-- Tasks to perform --
A. Can you reproduce the passage of the revision notes on ancient India that begins at the words "Ancient History of" and stops after "Patna (pre-Maurya era)."?
B. Could you resume the revision notes on ancient India after their final line and carry them forward?

-- Source text --
CHAPTER-17 : State Structure and the Varna System in the Age of the Buddha

Ancient History of India
Short Notes or Revision Notes 

Second Urbanization in Ancient India

Dating and Markers:

  • 5th century BCE (Northern Black Polished Ware – NBPW) marks the start.
  • NBPW: high-quality, glossy pottery for the wealthy.

Urban Development:

  • Evidence of wooden palisades in Patna (pre-Maurya era).
  • Champa (near Bhagalpur) – “Vaniyagama” (settlement of merchants).
  • Specialized artisan centers (e.g., 500 potter shops in Saddalaputta, Vaishali).

Rise of Coinage:

  • 7th century BCE: Invention of stamped metal coins in Lydia (Asia Minor).
  • “Nishka” and “Satamana” in Vedic texts might be prestige metal objects, not true coins.

Population Growth:

  • By 300 BCE, significant urban populations:
    • Pataliputra: 270,000
    • Mathura: 60,000
    • Vidisha/Besnagar & Vaishali: 48,000 each
    • Kaushambi & Rajgir: 40,000 each
    • Ujjain: 38,000

Rural Economy

Iron Tools:

  • NBPW phase in Kaushambi reveals iron tools like axes, knives, etc.

Village Types (Pali Texts):

  • Typical villages with various castes and communities (headed by bhojaka).
  • Suburban craft villages (e.g., carpenters near Varanasi).
  • Border villages at the edge of the countryside.

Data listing
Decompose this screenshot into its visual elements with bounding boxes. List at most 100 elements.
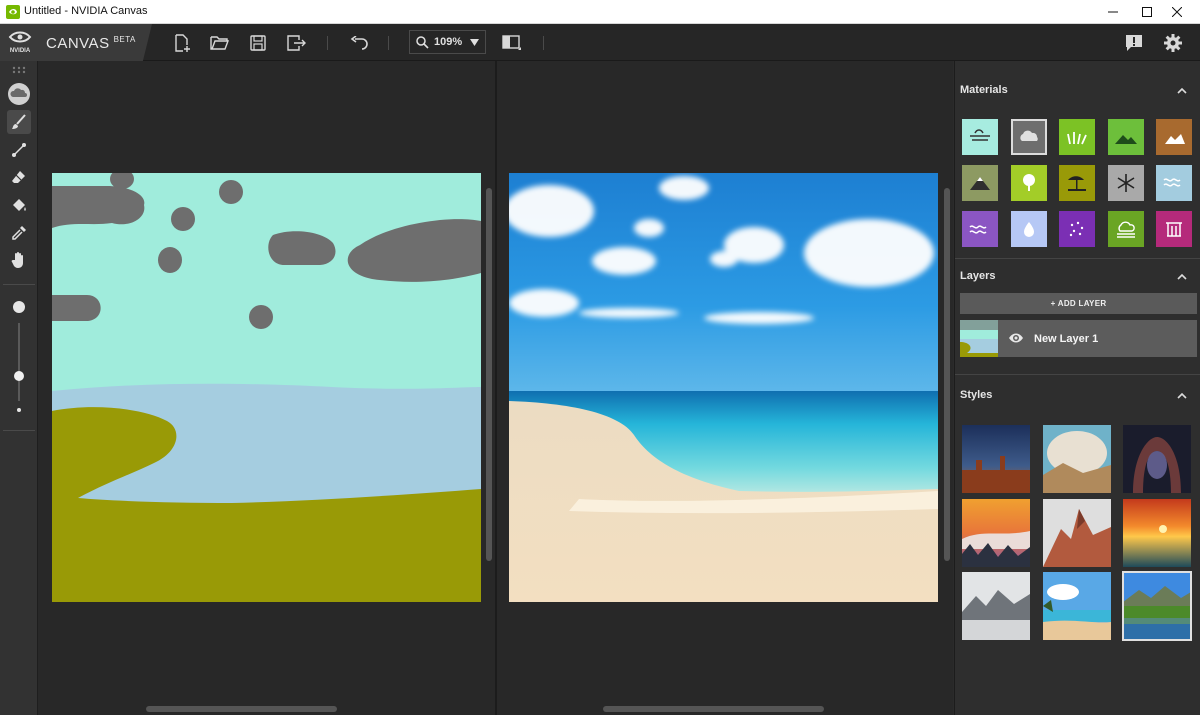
material-fog[interactable] xyxy=(1107,211,1144,247)
toolbar-separator xyxy=(388,36,389,50)
export-button[interactable] xyxy=(285,31,309,55)
style-thumbnail[interactable] xyxy=(1043,572,1111,640)
nvidia-logo-text: NVIDIA xyxy=(10,48,31,54)
generated-output-image xyxy=(509,173,938,602)
brand-badge: BETA xyxy=(113,35,136,44)
undo-icon xyxy=(350,36,368,50)
material-tree[interactable] xyxy=(1010,165,1047,201)
material-flower[interactable] xyxy=(1059,211,1095,247)
settings-button[interactable] xyxy=(1161,31,1185,55)
brand-name: CANVAS BETA xyxy=(46,35,136,52)
style-thumbnail[interactable] xyxy=(1043,499,1111,567)
style-thumbnail[interactable] xyxy=(1043,425,1111,493)
material-grass[interactable] xyxy=(1059,119,1095,155)
brush-size-large-dot xyxy=(13,301,25,313)
new-file-button[interactable] xyxy=(170,31,194,55)
feedback-button[interactable] xyxy=(1122,31,1146,55)
eyedropper-tool[interactable] xyxy=(7,221,31,245)
material-river[interactable] xyxy=(962,211,998,247)
gear-icon xyxy=(1164,34,1182,52)
nvidia-app-icon xyxy=(6,5,20,19)
chevron-up-icon[interactable] xyxy=(1176,85,1188,97)
left-vertical-scrollbar[interactable] xyxy=(486,188,492,561)
maximize-icon xyxy=(1142,7,1152,17)
drop-icon xyxy=(1023,222,1034,237)
eraser-tool[interactable] xyxy=(7,165,31,189)
layer-thumbnail xyxy=(960,320,998,357)
zoom-dropdown[interactable]: 109% xyxy=(409,30,486,54)
style-thumbnail-selected[interactable] xyxy=(1122,571,1192,641)
line-tool[interactable] xyxy=(7,138,31,162)
style-thumbnail[interactable] xyxy=(962,572,1030,640)
fog-icon xyxy=(1116,221,1135,238)
style-thumbnail[interactable] xyxy=(1123,499,1191,567)
layer-name: New Layer 1 xyxy=(1034,333,1099,345)
style-thumbnail[interactable] xyxy=(1123,425,1191,493)
toolbar-separator xyxy=(327,36,328,50)
toolbar-separator xyxy=(543,36,544,50)
style-thumbnail[interactable] xyxy=(962,499,1030,567)
material-cloud[interactable] xyxy=(1010,119,1047,155)
material-dirt[interactable] xyxy=(1156,119,1192,155)
brush-icon xyxy=(12,114,26,129)
water-icon xyxy=(1163,178,1181,187)
chevron-up-icon[interactable] xyxy=(1176,271,1188,283)
material-mountain[interactable] xyxy=(962,165,998,201)
brush-size-slider[interactable] xyxy=(7,297,31,417)
grass-icon xyxy=(1067,132,1087,145)
tree-icon xyxy=(1022,174,1035,191)
tool-separator xyxy=(3,430,35,431)
undo-button[interactable] xyxy=(347,31,371,55)
right-horizontal-scrollbar[interactable] xyxy=(603,706,824,712)
close-icon xyxy=(1172,7,1182,17)
material-snow[interactable] xyxy=(1107,165,1144,201)
brush-tool[interactable] xyxy=(7,110,31,134)
save-button[interactable] xyxy=(246,31,270,55)
hand-icon xyxy=(11,252,23,268)
styles-title: Styles xyxy=(960,389,993,401)
add-layer-button[interactable]: + ADD LAYER xyxy=(960,293,1197,314)
brand-name-text: CANVAS xyxy=(46,35,110,52)
slider-handle[interactable] xyxy=(14,371,24,381)
minimize-icon xyxy=(1108,11,1118,13)
grip-icon[interactable] xyxy=(12,66,26,74)
line-icon xyxy=(12,143,26,157)
pan-tool[interactable] xyxy=(7,248,31,272)
brush-size-small-dot xyxy=(17,408,21,412)
section-divider xyxy=(955,374,1200,375)
hill-icon xyxy=(1114,135,1137,144)
material-drop[interactable] xyxy=(1010,211,1047,247)
right-vertical-scrollbar[interactable] xyxy=(944,188,950,561)
chevron-up-icon[interactable] xyxy=(1176,390,1188,402)
cloud-icon xyxy=(1019,130,1038,141)
view-mode-button[interactable] xyxy=(500,31,524,55)
layers-title: Layers xyxy=(960,270,996,282)
open-button[interactable] xyxy=(208,31,232,55)
eye-icon[interactable] xyxy=(1008,331,1024,345)
open-folder-icon xyxy=(210,36,230,50)
material-sea[interactable] xyxy=(962,119,998,155)
close-button[interactable] xyxy=(1154,0,1200,24)
left-horizontal-scrollbar[interactable] xyxy=(146,706,337,712)
material-sand[interactable] xyxy=(1059,165,1095,201)
nvidia-logo: NVIDIA xyxy=(8,31,32,54)
material-water[interactable] xyxy=(1156,165,1192,201)
slider-track xyxy=(18,323,20,401)
layer-item[interactable]: New Layer 1 xyxy=(960,320,1197,357)
material-building[interactable] xyxy=(1156,211,1192,247)
fill-tool[interactable] xyxy=(7,193,31,217)
segmentation-canvas[interactable] xyxy=(52,173,481,602)
style-thumbnail[interactable] xyxy=(962,425,1030,493)
zoom-value: 109% xyxy=(434,36,463,48)
river-icon xyxy=(969,225,987,234)
search-icon xyxy=(416,35,429,49)
feedback-icon xyxy=(1126,35,1142,51)
current-material-tool[interactable] xyxy=(7,82,31,106)
eyedropper-icon xyxy=(12,226,26,240)
paint-bucket-icon xyxy=(13,199,26,211)
export-icon xyxy=(287,35,306,51)
materials-title: Materials xyxy=(960,84,1008,96)
brand-area: NVIDIA CANVAS BETA xyxy=(0,24,152,61)
save-icon xyxy=(250,35,266,51)
material-hill[interactable] xyxy=(1107,119,1144,155)
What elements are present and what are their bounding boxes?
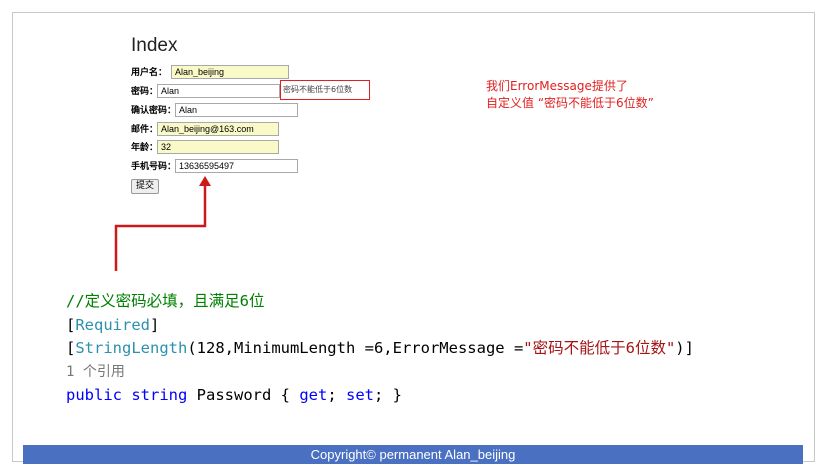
code-stringlength-attr: StringLength — [75, 339, 188, 357]
code-property-name: Password { — [187, 386, 300, 404]
code-snippet: //定义密码必填，且满足6位 [Required] [StringLength(12… — [66, 290, 694, 408]
code-stringlength-close: )] — [675, 339, 694, 357]
code-references[interactable]: 1 个引用 — [66, 361, 694, 385]
footer-copyright: Copyright© permanent Alan_beijing — [310, 447, 516, 462]
footer-bar: Copyright© permanent Alan_beijing — [23, 445, 803, 464]
code-property-line: public string Password { get; set; } — [66, 386, 402, 404]
code-kw-string: string — [131, 386, 188, 404]
code-error-string: "密码不能低于6位数" — [523, 339, 676, 357]
code-stringlength-line: [StringLength(128,MinimumLength =6,Error… — [66, 339, 694, 357]
code-comment: //定义密码必填，且满足6位 — [66, 292, 265, 310]
code-kw-get: get — [299, 386, 328, 404]
code-required-line: [Required] — [66, 315, 160, 334]
code-stringlength-args: (128,MinimumLength =6,ErrorMessage = — [187, 339, 524, 357]
code-required-attr: Required — [75, 315, 150, 334]
code-kw-public: public — [66, 386, 122, 404]
code-kw-set: set — [346, 386, 374, 404]
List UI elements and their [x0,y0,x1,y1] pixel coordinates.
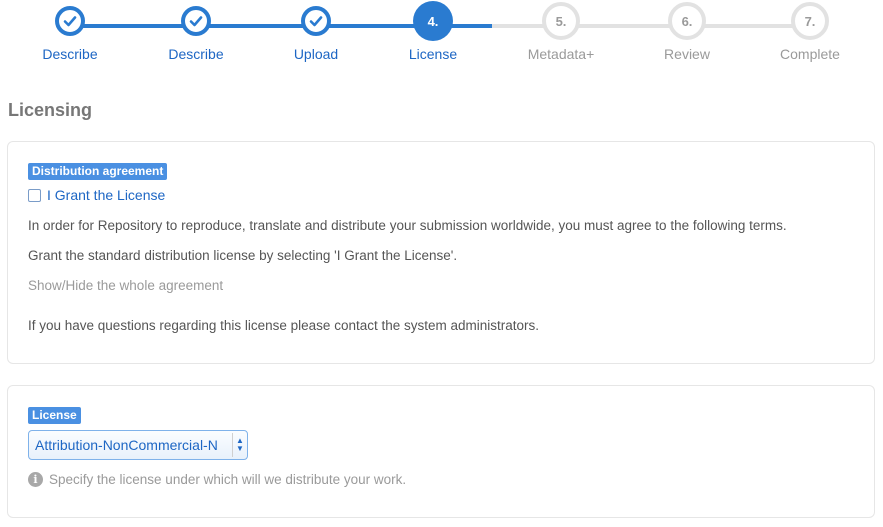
license-help-text: Specify the license under which will we … [49,472,407,487]
step-upload[interactable]: Upload [256,6,376,62]
select-arrows-icon: ▲ ▼ [232,433,247,457]
check-icon [181,6,211,36]
step-label: Upload [293,46,339,62]
grant-license-checkbox[interactable] [28,188,41,202]
step-describe-2[interactable]: Describe [136,6,256,62]
step-label: Describe [168,46,224,62]
step-metadata: 5. Metadata+ [501,2,621,62]
license-select[interactable]: Attribution-NonCommercial-N ▲ ▼ [28,430,248,460]
step-number: 7. [791,2,829,40]
agreement-contact-text: If you have questions regarding this lic… [28,318,540,333]
step-label: Describe [42,46,98,62]
agreement-intro-text: In order for Repository to reproduce, tr… [28,218,787,233]
agreement-instruction-text: Grant the standard distribution license … [28,248,458,263]
check-icon [55,6,85,36]
toggle-agreement-link[interactable]: Show/Hide the whole agreement [28,278,223,293]
progress-stepper: Describe Describe Upload 4. License 5. M… [0,0,883,80]
step-number: 5. [542,2,580,40]
step-describe-1[interactable]: Describe [10,6,130,62]
step-license[interactable]: 4. License [373,1,493,62]
distribution-agreement-panel: Distribution agreement I Grant the Licen… [7,141,875,364]
license-panel: License Attribution-NonCommercial-N ▲ ▼ i… [7,385,875,518]
license-help: i Specify the license under which will w… [28,472,406,487]
section-title: Licensing [8,100,93,120]
info-icon: i [28,472,43,487]
license-tag: License [28,407,81,424]
distribution-agreement-tag: Distribution agreement [28,163,168,180]
step-label: License [408,46,458,62]
license-select-value: Attribution-NonCommercial-N [35,437,218,453]
step-label: Complete [780,46,840,62]
grant-license-label[interactable]: I Grant the License [47,187,165,203]
step-number: 6. [668,2,706,40]
check-icon [301,6,331,36]
step-review: 6. Review [627,2,747,62]
grant-license-row: I Grant the License [28,187,165,203]
step-label: Metadata+ [527,46,595,62]
step-number: 4. [413,1,453,41]
step-label: Review [664,46,710,62]
step-complete: 7. Complete [750,2,870,62]
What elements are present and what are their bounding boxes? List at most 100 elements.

-- Results for each task --
A.
Ancient History of India
Short Notes or Revision Notes 

Second Urbanization in Ancient India

Dating and Markers:

  • 5th century BCE (Northern Black Polished Ware – NBPW) marks the start.
  • NBPW: high-quality, glossy pottery for the wealthy.

Urban Development:

  • Evidence of wooden palisades in Patna (pre-Maurya era).

B.
Taxes and Agriculture:

  • Peasants paid 1/6th produce as tax.
  • Rich peasants called gahapatis.
  • Large-scale paddy transplantation began around this period.

Administrative System in the Pre-Mauryan Era

Central Administration:

  • King held supreme power.
  • High officials (Mahamatras) assisted the king:
    • Ministers (Mantrins)
    • Commanders (Senanayakas)
    • Judges
    • Chief Accountants
    • Heads of Royal Harem
  • Ayuktas – Another class of officers with similar functions (in some states).


  • Vassakara: First minister who helped Ajatashatru conquer the Lichchhavi republic.
  • Chanakya: Helped the king of Koshala.

Local Administration:

  • Village headmen managed rural areas:
    • Originally tribal military leaders (Gramini)
    • Evolved into village heads (Gramabhojaka, Gramini, Gramika)
    • Bimbisara is said to have summoned 86,000 gramikas.

Army and Taxation:

  • Large professional armies emerged.
  • Example: Nanda army under Alexander’s invasion – 20,000 cavalry, 200,000 infantry, 2,000 chariots, 6,000 elephants.
  • Taxes:
    • Kshatriyas (warriors) and Brahmanas (priests) exempt.
    • Burden on peasants (Vaishyas/Grihapatis).
    • Bali (voluntary tribal payment) became mandatory tax collected by Balisadhakas.
    • Tolls collected by Shaulkikas/Shulkadhyakshas.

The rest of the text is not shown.